EXERCISE GOAL => Please restate the following records word for word.

ENTRIES =>
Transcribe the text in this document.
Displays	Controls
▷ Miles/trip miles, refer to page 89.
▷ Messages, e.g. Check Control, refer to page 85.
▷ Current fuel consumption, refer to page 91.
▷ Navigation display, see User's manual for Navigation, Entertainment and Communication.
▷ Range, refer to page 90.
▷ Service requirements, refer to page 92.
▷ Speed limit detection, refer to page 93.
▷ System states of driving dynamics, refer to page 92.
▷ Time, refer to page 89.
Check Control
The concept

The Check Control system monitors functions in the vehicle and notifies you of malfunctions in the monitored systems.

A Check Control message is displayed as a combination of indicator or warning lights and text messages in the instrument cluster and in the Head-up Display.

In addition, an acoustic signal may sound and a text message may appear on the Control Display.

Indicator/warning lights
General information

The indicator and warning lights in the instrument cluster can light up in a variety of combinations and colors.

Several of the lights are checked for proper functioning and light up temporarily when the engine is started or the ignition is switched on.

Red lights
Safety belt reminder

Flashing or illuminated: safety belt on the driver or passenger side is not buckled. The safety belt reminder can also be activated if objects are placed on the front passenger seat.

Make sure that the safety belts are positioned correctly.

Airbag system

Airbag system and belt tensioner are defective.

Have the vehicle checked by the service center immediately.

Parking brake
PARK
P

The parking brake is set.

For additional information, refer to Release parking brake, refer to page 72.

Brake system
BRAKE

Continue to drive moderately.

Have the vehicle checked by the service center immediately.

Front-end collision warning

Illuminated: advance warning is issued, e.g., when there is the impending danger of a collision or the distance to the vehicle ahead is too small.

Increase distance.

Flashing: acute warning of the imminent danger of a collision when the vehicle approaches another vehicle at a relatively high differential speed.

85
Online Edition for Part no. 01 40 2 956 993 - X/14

REPLY =>
Transcribe the text in this document.
Displays	Controls
▷ Miles/trip miles, refer to page 89.
▷ Messages, e.g. Check Control, refer to page 85.
▷ Current fuel consumption, refer to page 91.
▷ Navigation display, see User's manual for Navigation, Entertainment and Communication.
▷ Range, refer to page 90.
▷ Service requirements, refer to page 92.
▷ Speed limit detection, refer to page 93.
▷ System states of driving dynamics, refer to page 92.
▷ Time, refer to page 89.
Check Control
The concept

The Check Control system monitors functions in the vehicle and notifies you of malfunctions in the monitored systems.

A Check Control message is displayed as a combination of indicator or warning lights and text messages in the instrument cluster and in the Head-up Display.

In addition, an acoustic signal may sound and a text message may appear on the Control Display.

Indicator/warning lights
General information

The indicator and warning lights in the instrument cluster can light up in a variety of combinations and colors.

Several of the lights are checked for proper functioning and light up temporarily when the engine is started or the ignition is switched on.

Red lights
Safety belt reminder

Flashing or illuminated: safety belt on the driver or passenger side is not buckled. The safety belt reminder can also be activated if objects are placed on the front passenger seat.

Make sure that the safety belts are positioned correctly.

Airbag system

Airbag system and belt tensioner are defective.

Have the vehicle checked by the service center immediately.

Parking brake
PARK
P

The parking brake is set.

For additional information, refer to Release parking brake, refer to page 72.

Brake system
BRAKE

Continue to drive moderately.

Have the vehicle checked by the service center immediately.

Front-end collision warning

Illuminated: advance warning is issued, e.g., when there is the impending danger of a collision or the distance to the vehicle ahead is too small.

Increase distance.

Flashing: acute warning of the imminent danger of a collision when the vehicle approaches another vehicle at a relatively high differential speed.

85
Online Edition for Part no. 01 40 2 956 993 - X/14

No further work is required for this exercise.